---------- GIVEN RECORDS ----------

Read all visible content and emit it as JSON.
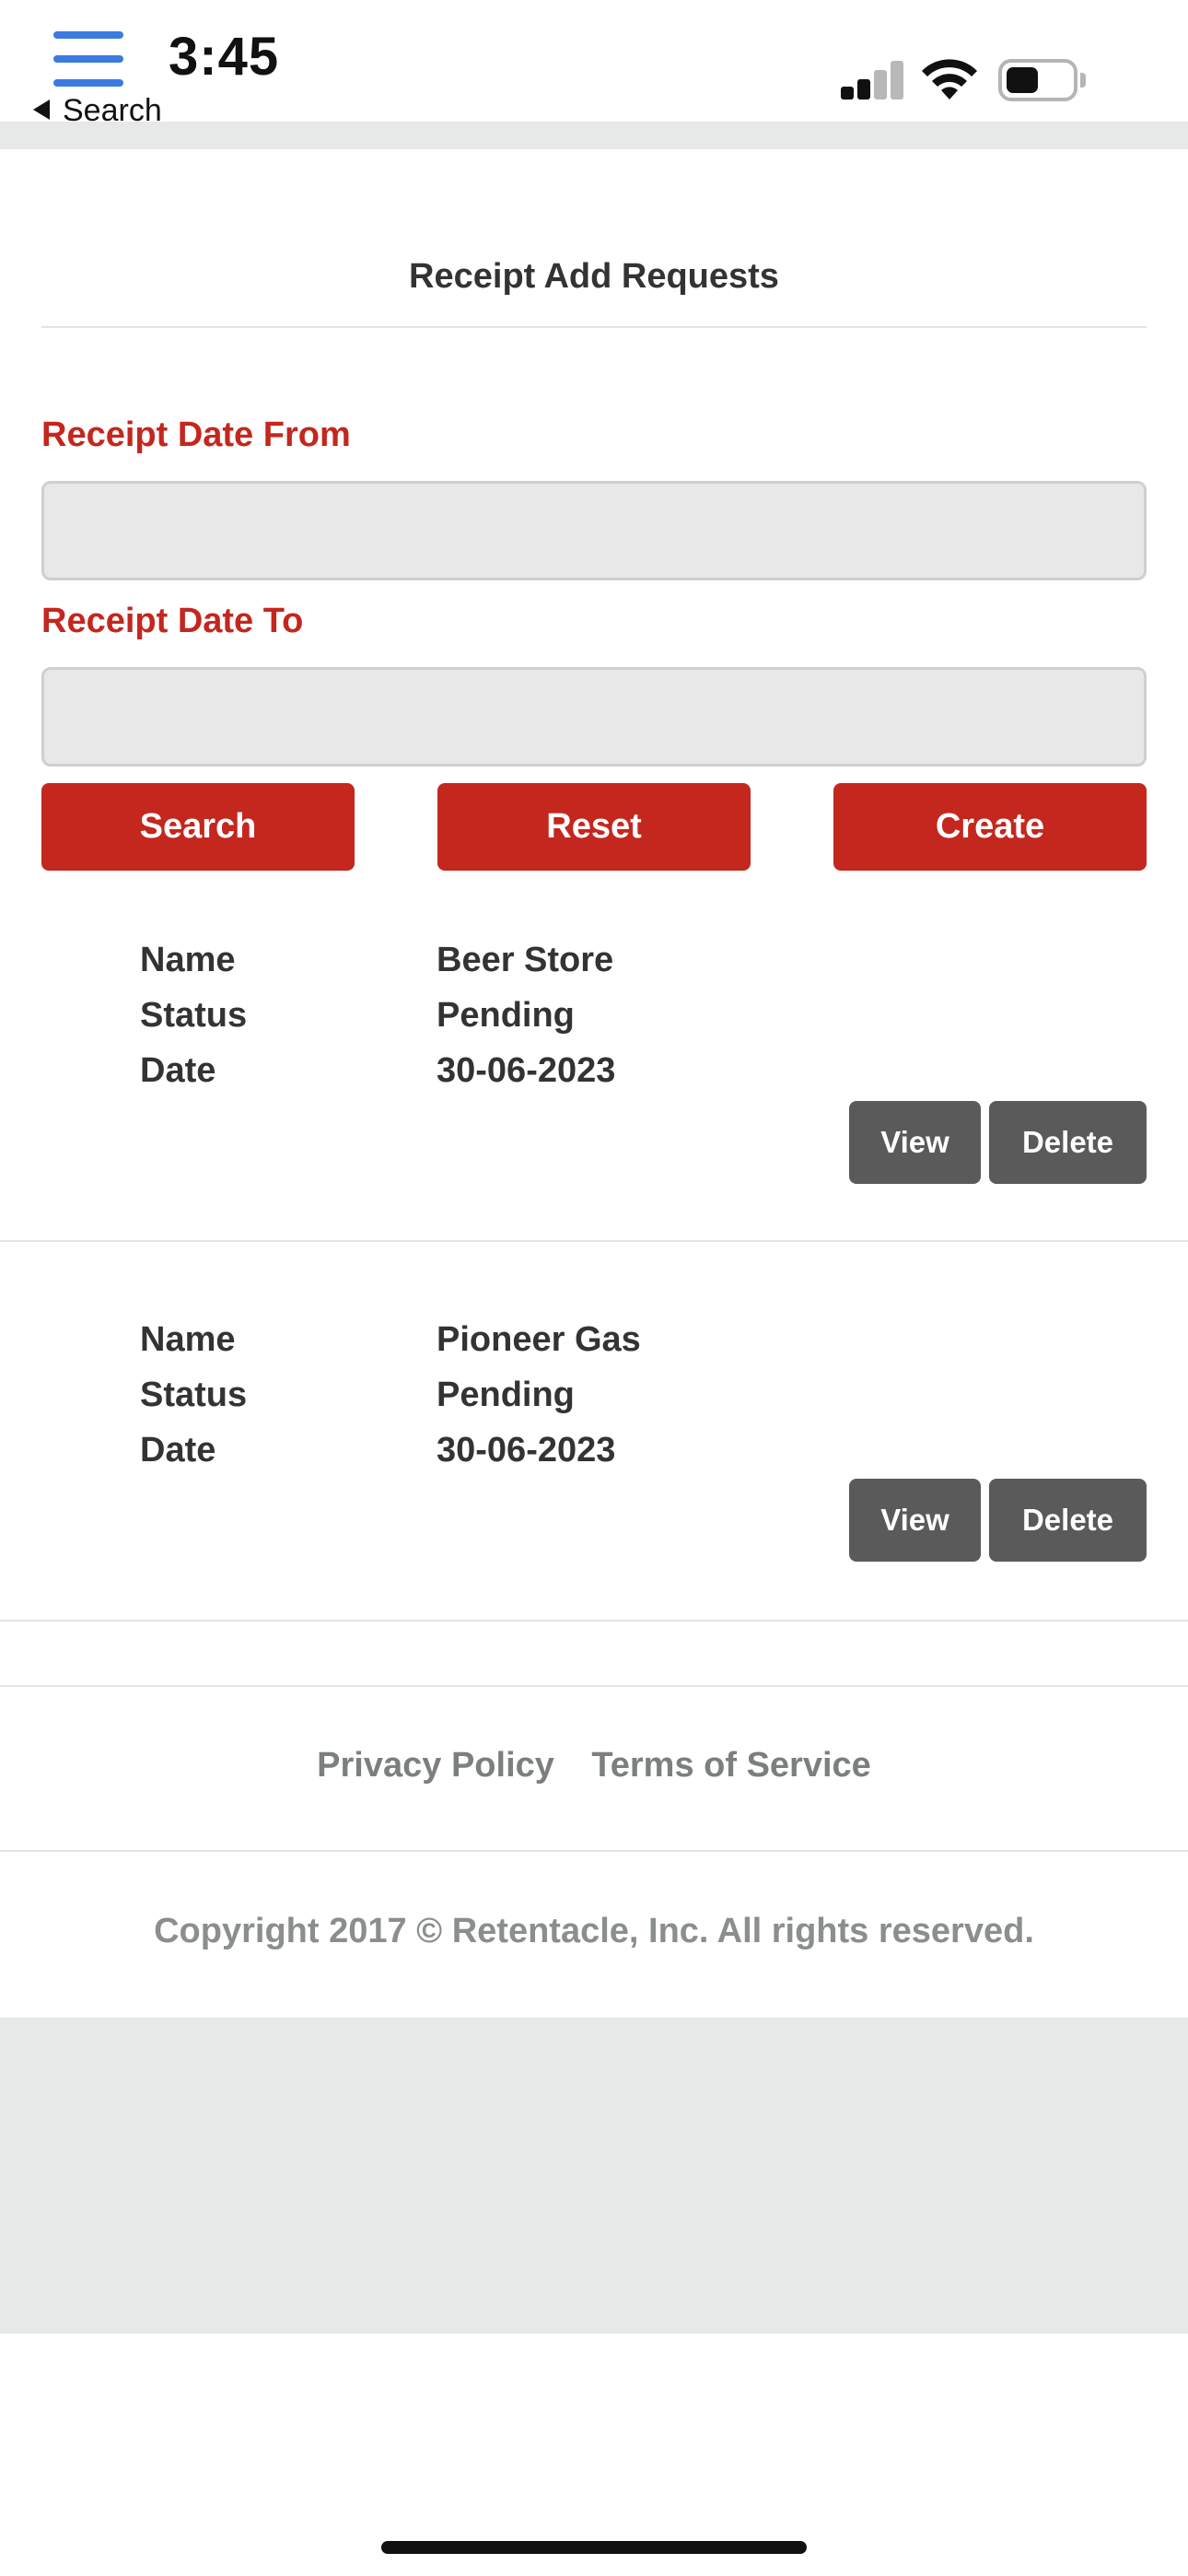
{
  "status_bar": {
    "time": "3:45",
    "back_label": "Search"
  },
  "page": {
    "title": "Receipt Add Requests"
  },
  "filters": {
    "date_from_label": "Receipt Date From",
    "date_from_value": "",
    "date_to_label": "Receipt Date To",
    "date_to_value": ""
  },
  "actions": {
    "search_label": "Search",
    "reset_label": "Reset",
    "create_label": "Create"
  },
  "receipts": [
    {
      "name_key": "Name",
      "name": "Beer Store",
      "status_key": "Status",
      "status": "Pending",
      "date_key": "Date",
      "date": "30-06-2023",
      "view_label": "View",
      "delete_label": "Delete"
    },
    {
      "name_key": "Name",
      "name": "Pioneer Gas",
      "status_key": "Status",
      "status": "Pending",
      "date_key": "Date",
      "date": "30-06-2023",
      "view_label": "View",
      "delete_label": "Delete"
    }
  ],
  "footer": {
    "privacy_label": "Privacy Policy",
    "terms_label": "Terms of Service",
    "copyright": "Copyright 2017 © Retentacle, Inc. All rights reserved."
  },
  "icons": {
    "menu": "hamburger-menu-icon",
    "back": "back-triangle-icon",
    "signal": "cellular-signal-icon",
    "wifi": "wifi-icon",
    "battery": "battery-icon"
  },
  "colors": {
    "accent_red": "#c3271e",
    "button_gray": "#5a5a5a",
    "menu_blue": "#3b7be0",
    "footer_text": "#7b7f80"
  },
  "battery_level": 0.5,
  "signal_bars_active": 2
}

----------

TASK:
The pictures should not be reproduced; quote all of the other material exactly.

FINAL RESULT:
Read all visible content and emit it as JSON.
{
  "status_bar": {
    "time": "3:45",
    "back_label": "Search"
  },
  "page": {
    "title": "Receipt Add Requests"
  },
  "filters": {
    "date_from_label": "Receipt Date From",
    "date_from_value": "",
    "date_to_label": "Receipt Date To",
    "date_to_value": ""
  },
  "actions": {
    "search_label": "Search",
    "reset_label": "Reset",
    "create_label": "Create"
  },
  "receipts": [
    {
      "name_key": "Name",
      "name": "Beer Store",
      "status_key": "Status",
      "status": "Pending",
      "date_key": "Date",
      "date": "30-06-2023",
      "view_label": "View",
      "delete_label": "Delete"
    },
    {
      "name_key": "Name",
      "name": "Pioneer Gas",
      "status_key": "Status",
      "status": "Pending",
      "date_key": "Date",
      "date": "30-06-2023",
      "view_label": "View",
      "delete_label": "Delete"
    }
  ],
  "footer": {
    "privacy_label": "Privacy Policy",
    "terms_label": "Terms of Service",
    "copyright": "Copyright 2017 © Retentacle, Inc. All rights reserved."
  },
  "icons": {
    "menu": "hamburger-menu-icon",
    "back": "back-triangle-icon",
    "signal": "cellular-signal-icon",
    "wifi": "wifi-icon",
    "battery": "battery-icon"
  },
  "colors": {
    "accent_red": "#c3271e",
    "button_gray": "#5a5a5a",
    "menu_blue": "#3b7be0",
    "footer_text": "#7b7f80"
  },
  "battery_level": 0.5,
  "signal_bars_active": 2
}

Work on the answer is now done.